*Task brief:* In the listing below, locate the lines bearing the word "получаем". Copy every one of them.
[BEGIN]
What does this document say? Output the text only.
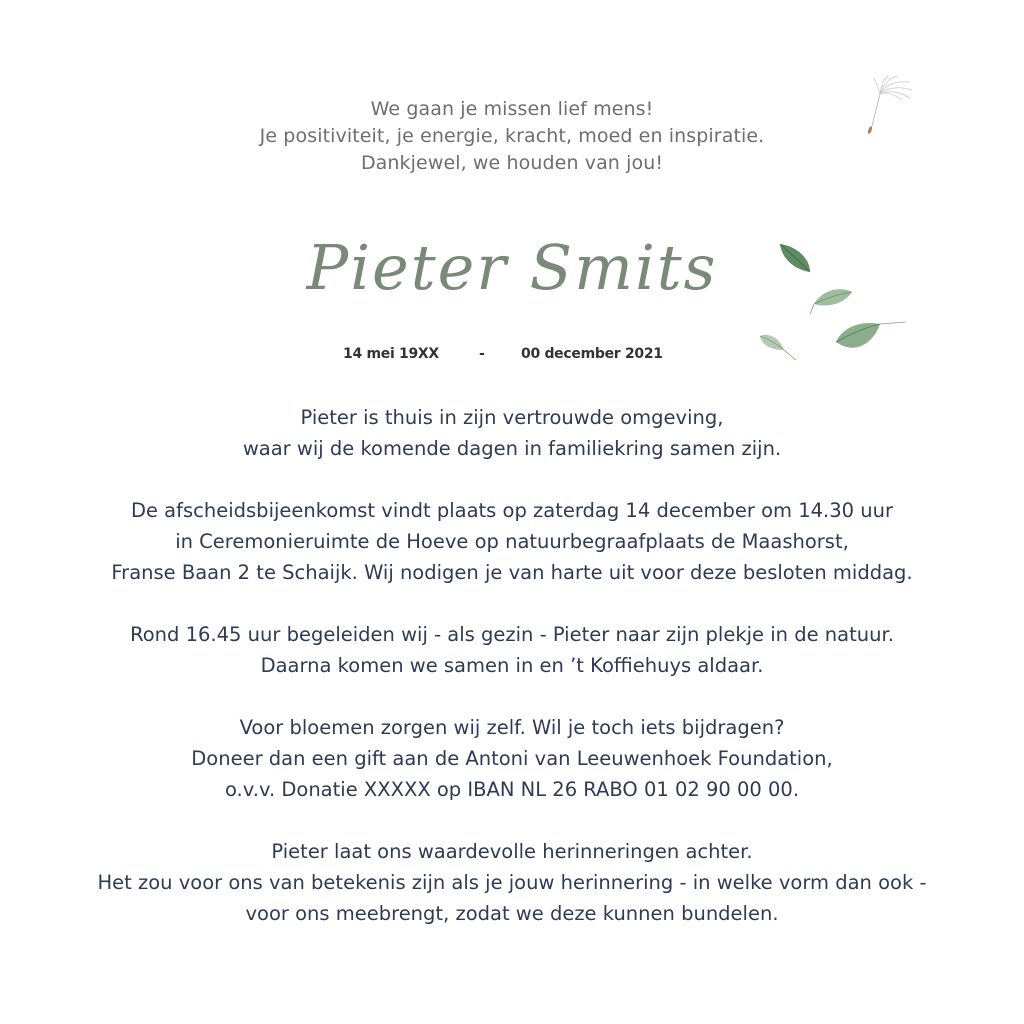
We gaan je missen lief mens!
Je positiviteit, je energie, kracht, moed en inspiratie.
Dankjewel, we houden van jou!
Pieter Smits
14 mei 19XX	-	00 december 2021
Pieter is thuis in zijn vertrouwde omgeving,
waar wij de komende dagen in familiekring samen zijn.
De afscheidsbijeenkomst vindt plaats op zaterdag 14 december om 14.30 uur
in Ceremonieruimte de Hoeve op natuurbegraafplaats de Maashorst,
Franse Baan 2 te Schaijk. Wij nodigen je van harte uit voor deze besloten middag.
Rond 16.45 uur begeleiden wij - als gezin - Pieter naar zijn plekje in de natuur.
Daarna komen we samen in en ’t Koffiehuys aldaar.
Voor bloemen zorgen wij zelf. Wil je toch iets bijdragen?
Doneer dan een gift aan de Antoni van Leeuwenhoek Foundation,
o.v.v. Donatie XXXXX op IBAN NL 26 RABO 01 02 90 00 00.
Pieter laat ons waardevolle herinneringen achter.
Het zou voor ons van betekenis zijn als je jouw herinnering - in welke vorm dan ook -
voor ons meebrengt, zodat we deze kunnen bundelen.
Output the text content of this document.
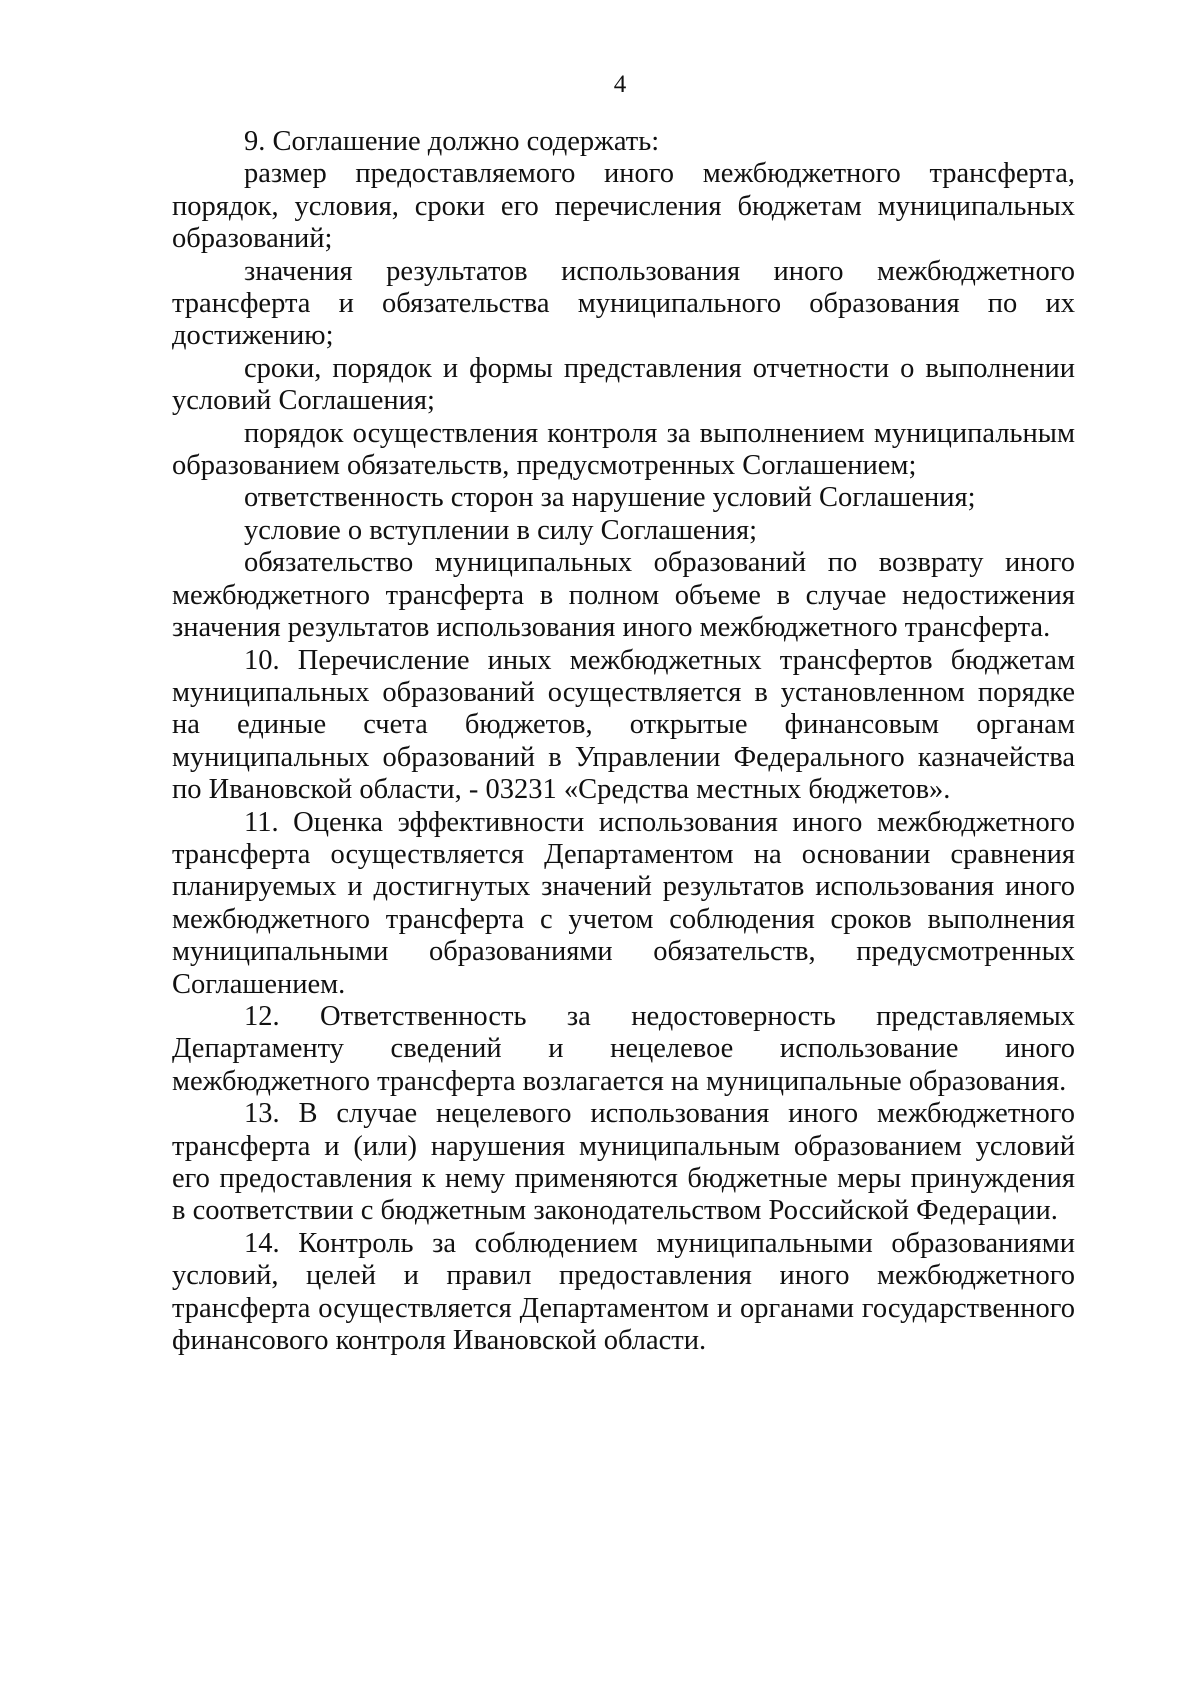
4

9. Соглашение должно содержать:

размер предоставляемого иного межбюджетного трансферта, порядок, условия, сроки его перечисления бюджетам муниципальных образований;

значения результатов использования иного межбюджетного трансферта и обязательства муниципального образования по их достижению;

сроки, порядок и формы представления отчетности о выполнении условий Соглашения;

порядок осуществления контроля за выполнением муниципальным образованием обязательств, предусмотренных Соглашением;

ответственность сторон за нарушение условий Соглашения;

условие о вступлении в силу Соглашения;

обязательство муниципальных образований по возврату иного межбюджетного трансферта в полном объеме в случае недостижения значения результатов использования иного межбюджетного трансферта.

10. Перечисление иных межбюджетных трансфертов бюджетам муниципальных образований осуществляется в установленном порядке на единые счета бюджетов, открытые финансовым органам муниципальных образований в Управлении Федерального казначейства по Ивановской области, - 03231 «Средства местных бюджетов».

11. Оценка эффективности использования иного межбюджетного трансферта осуществляется Департаментом на основании сравнения планируемых и достигнутых значений результатов использования иного межбюджетного трансферта с учетом соблюдения сроков выполнения муниципальными образованиями обязательств, предусмотренных Соглашением.

12. Ответственность за недостоверность представляемых Департаменту сведений и нецелевое использование иного межбюджетного трансферта возлагается на муниципальные образования.

13. В случае нецелевого использования иного межбюджетного трансферта и (или) нарушения муниципальным образованием условий его предоставления к нему применяются бюджетные меры принуждения в соответствии с бюджетным законодательством Российской Федерации.

14. Контроль за соблюдением муниципальными образованиями условий, целей и правил предоставления иного межбюджетного трансферта осуществляется Департаментом и органами государственного финансового контроля Ивановской области.
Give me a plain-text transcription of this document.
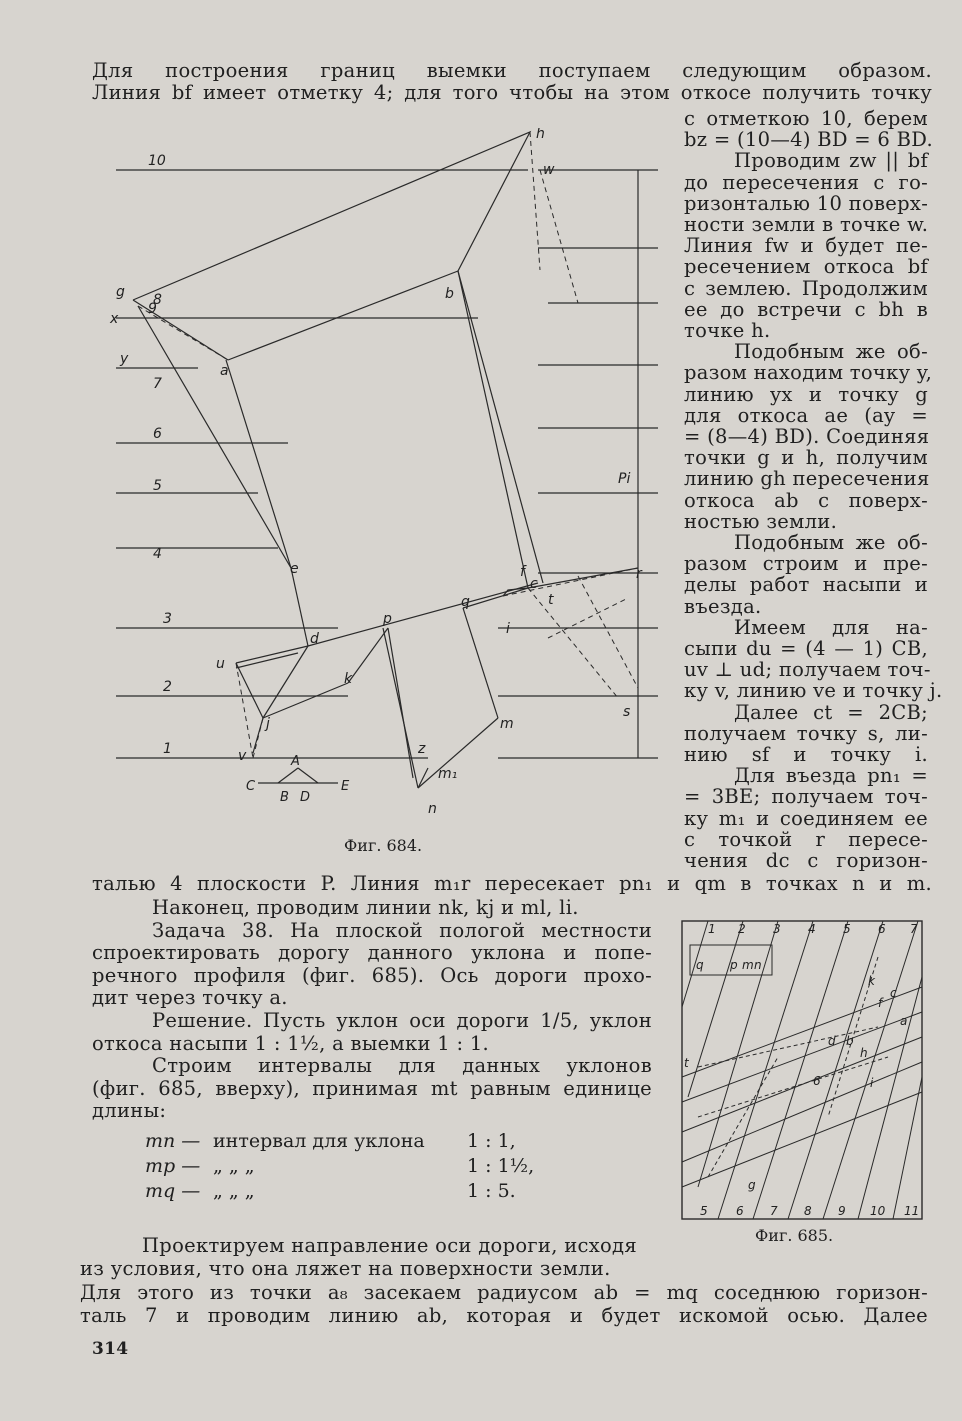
Для построения границ выемки поступаем следующим образом.
Линия bf имеет отметку 4; для того чтобы на этом откосе получить точку
с отметкою 10, берем
bz = (10—4) BD = 6 BD.
Проводим zw || bf
до пересечения с го-
ризонталью 10 поверх-
ности земли в точке w.
Линия fw и будет пе-
ресечением откоса bf
с землею. Продолжим
ее до встречи с bh в
точке h.
Подобным же об-
разом находим точку y,
линию yx и точку g
для откоса ae (ay =
= (8—4) BD). Соединяя
точки g и h, получим
линию gh пересечения
откоса ab с поверх-
ностью земли.
Подобным же об-
разом строим и пре-
делы работ насыпи и
въезда.
Имеем для на-
сыпи du = (4 — 1) CB,
uv ⊥ ud; получаем точ-
ку v, линию ve и точку j.
Далее ct = 2CB;
получаем точку s, ли-
нию sf и точку i.
Для въезда pn₁ =
= 3BE; получаем точ-
ку m₁ и соединяем ее
с точкой r пересе-
чения dc с горизон-
10
9
8
7
6
5
4
3
2
1
h
w
b
a
g
x
y
e	f
c
d
p
q
u
k
j	m
m₁
n
r
t
i
s
v	z
Pi
A
C
B D
E
Фиг. 684.
талью 4 плоскости P. Линия m₁r пересекает pn₁ и qm в точках n и m.
Наконец, проводим линии nk, kj и ml, li.
Задача 38. На плоской пологой местности
спроектировать дорогу данного уклона и попе-
речного профиля (фиг. 685). Ось дороги прохо-
дит через точку a.
Решение. Пусть уклон оси дороги 1/5, уклон
откоса насыпи 1 : 1½, а выемки 1 : 1.
Строим интервалы для данных уклонов
(фиг. 685, вверху), принимая mt равным единице
длины:
mn — интервал для уклона 1 : 1,
mp — „ „ „	1 : 1½,
mq — „ „ „	1 : 5.
1 2 3 4 5 6 7
5 6 7 8 9 10 11
q p m n
t
d b
a
g
i
k
c
f
h
6
Фиг. 685.
Проектируем направление оси дороги, исходя
из условия, что она ляжет на поверхности земли.
Для этого из точки a₈ засекаем радиусом ab = mq соседнюю горизон-
таль 7 и проводим линию ab, которая и будет искомой осью. Далее
314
[END]
*Result of the exercise:*
uv ⊥ ud; получаем точ-
получаем точку s, ли-
= 3BE; получаем точ-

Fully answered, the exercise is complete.